Directions: Your task is to write out the complete listing exactly as it is shown.

-- begin Given records --

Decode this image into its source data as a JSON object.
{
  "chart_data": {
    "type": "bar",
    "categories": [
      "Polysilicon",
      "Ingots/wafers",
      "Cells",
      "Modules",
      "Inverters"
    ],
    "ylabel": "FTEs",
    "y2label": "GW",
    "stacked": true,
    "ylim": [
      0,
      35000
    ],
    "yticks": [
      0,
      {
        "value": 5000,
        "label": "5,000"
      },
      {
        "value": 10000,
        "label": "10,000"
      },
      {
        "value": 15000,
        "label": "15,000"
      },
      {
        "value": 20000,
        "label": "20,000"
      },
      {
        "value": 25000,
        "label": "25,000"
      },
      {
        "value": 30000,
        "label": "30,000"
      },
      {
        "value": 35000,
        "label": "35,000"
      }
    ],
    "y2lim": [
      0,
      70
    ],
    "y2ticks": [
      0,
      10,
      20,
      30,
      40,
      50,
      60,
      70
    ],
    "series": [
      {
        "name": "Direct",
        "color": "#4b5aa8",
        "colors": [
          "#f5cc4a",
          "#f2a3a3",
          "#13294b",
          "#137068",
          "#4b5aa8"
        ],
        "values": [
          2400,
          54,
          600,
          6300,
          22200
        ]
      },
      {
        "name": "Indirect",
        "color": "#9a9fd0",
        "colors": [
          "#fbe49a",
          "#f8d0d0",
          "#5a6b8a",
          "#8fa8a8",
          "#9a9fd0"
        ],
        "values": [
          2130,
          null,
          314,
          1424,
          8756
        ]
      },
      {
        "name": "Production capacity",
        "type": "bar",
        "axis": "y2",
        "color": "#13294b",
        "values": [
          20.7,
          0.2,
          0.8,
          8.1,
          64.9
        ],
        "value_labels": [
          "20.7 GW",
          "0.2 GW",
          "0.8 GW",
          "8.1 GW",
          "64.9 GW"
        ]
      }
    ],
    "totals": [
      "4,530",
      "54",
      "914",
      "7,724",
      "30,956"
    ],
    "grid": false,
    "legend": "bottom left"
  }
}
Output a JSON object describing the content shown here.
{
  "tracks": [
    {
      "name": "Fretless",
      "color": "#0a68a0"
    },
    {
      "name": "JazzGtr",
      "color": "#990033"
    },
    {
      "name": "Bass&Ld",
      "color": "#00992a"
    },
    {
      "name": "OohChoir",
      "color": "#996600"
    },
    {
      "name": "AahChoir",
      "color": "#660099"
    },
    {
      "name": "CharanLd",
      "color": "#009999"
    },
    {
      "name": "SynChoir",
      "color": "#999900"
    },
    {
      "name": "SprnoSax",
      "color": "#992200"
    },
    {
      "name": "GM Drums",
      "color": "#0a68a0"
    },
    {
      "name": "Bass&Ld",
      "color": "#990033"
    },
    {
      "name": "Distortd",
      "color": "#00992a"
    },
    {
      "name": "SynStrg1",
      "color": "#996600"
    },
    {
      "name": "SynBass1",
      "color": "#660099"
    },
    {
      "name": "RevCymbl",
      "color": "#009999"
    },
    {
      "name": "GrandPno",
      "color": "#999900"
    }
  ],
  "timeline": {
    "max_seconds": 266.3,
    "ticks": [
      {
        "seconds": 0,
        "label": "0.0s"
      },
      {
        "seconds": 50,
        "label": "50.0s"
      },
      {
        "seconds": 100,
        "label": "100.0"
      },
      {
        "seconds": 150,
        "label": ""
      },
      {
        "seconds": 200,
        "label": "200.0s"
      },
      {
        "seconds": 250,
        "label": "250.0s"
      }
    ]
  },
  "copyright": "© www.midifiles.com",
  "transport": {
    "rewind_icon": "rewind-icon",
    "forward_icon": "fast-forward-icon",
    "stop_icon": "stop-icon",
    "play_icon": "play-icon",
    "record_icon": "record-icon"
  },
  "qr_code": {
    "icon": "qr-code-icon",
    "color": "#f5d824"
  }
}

-- end Given records --

Result below:
Decode this image into its source data as a JSON object.
{
  "chart_data": {
    "type": "bar",
    "categories": [
      "Polysilicon",
      "Ingots/wafers",
      "Cells",
      "Modules",
      "Inverters"
    ],
    "ylabel": "FTEs",
    "y2label": "GW",
    "stacked": true,
    "ylim": [
      0,
      35000
    ],
    "yticks": [
      0,
      {
        "value": 5000,
        "label": "5,000"
      },
      {
        "value": 10000,
        "label": "10,000"
      },
      {
        "value": 15000,
        "label": "15,000"
      },
      {
        "value": 20000,
        "label": "20,000"
      },
      {
        "value": 25000,
        "label": "25,000"
      },
      {
        "value": 30000,
        "label": "30,000"
      },
      {
        "value": 35000,
        "label": "35,000"
      }
    ],
    "y2lim": [
      0,
      70
    ],
    "y2ticks": [
      0,
      10,
      20,
      30,
      40,
      50,
      60,
      70
    ],
    "series": [
      {
        "name": "Direct",
        "color": "#4b5aa8",
        "colors": [
          "#f5cc4a",
          "#f2a3a3",
          "#13294b",
          "#137068",
          "#4b5aa8"
        ],
        "values": [
          2400,
          54,
          600,
          6300,
          22200
        ]
      },
      {
        "name": "Indirect",
        "color": "#9a9fd0",
        "colors": [
          "#fbe49a",
          "#f8d0d0",
          "#5a6b8a",
          "#8fa8a8",
          "#9a9fd0"
        ],
        "values": [
          2130,
          null,
          314,
          1424,
          8756
        ]
      },
      {
        "name": "Production capacity",
        "type": "bar",
        "axis": "y2",
        "color": "#13294b",
        "values": [
          20.7,
          0.2,
          0.8,
          8.1,
          64.9
        ],
        "value_labels": [
          "20.7 GW",
          "0.2 GW",
          "0.8 GW",
          "8.1 GW",
          "64.9 GW"
        ]
      }
    ],
    "totals": [
      "4,530",
      "54",
      "914",
      "7,724",
      "30,956"
    ],
    "grid": false,
    "legend": "bottom left"
  }
}
Output a JSON object describing the content shown here.
{
  "tracks": [
    {
      "name": "Fretless",
      "color": "#0a68a0"
    },
    {
      "name": "JazzGtr",
      "color": "#990033"
    },
    {
      "name": "Bass&Ld",
      "color": "#00992a"
    },
    {
      "name": "OohChoir",
      "color": "#996600"
    },
    {
      "name": "AahChoir",
      "color": "#660099"
    },
    {
      "name": "CharanLd",
      "color": "#009999"
    },
    {
      "name": "SynChoir",
      "color": "#999900"
    },
    {
      "name": "SprnoSax",
      "color": "#992200"
    },
    {
      "name": "GM Drums",
      "color": "#0a68a0"
    },
    {
      "name": "Bass&Ld",
      "color": "#990033"
    },
    {
      "name": "Distortd",
      "color": "#00992a"
    },
    {
      "name": "SynStrg1",
      "color": "#996600"
    },
    {
      "name": "SynBass1",
      "color": "#660099"
    },
    {
      "name": "RevCymbl",
      "color": "#009999"
    },
    {
      "name": "GrandPno",
      "color": "#999900"
    }
  ],
  "timeline": {
    "max_seconds": 266.3,
    "ticks": [
      {
        "seconds": 0,
        "label": "0.0s"
      },
      {
        "seconds": 50,
        "label": "50.0s"
      },
      {
        "seconds": 100,
        "label": "100.0"
      },
      {
        "seconds": 150,
        "label": ""
      },
      {
        "seconds": 200,
        "label": "200.0s"
      },
      {
        "seconds": 250,
        "label": "250.0s"
      }
    ]
  },
  "copyright": "© www.midifiles.com",
  "transport": {
    "rewind_icon": "rewind-icon",
    "forward_icon": "fast-forward-icon",
    "stop_icon": "stop-icon",
    "play_icon": "play-icon",
    "record_icon": "record-icon"
  },
  "qr_code": {
    "icon": "qr-code-icon",
    "color": "#f5d824"
  }
}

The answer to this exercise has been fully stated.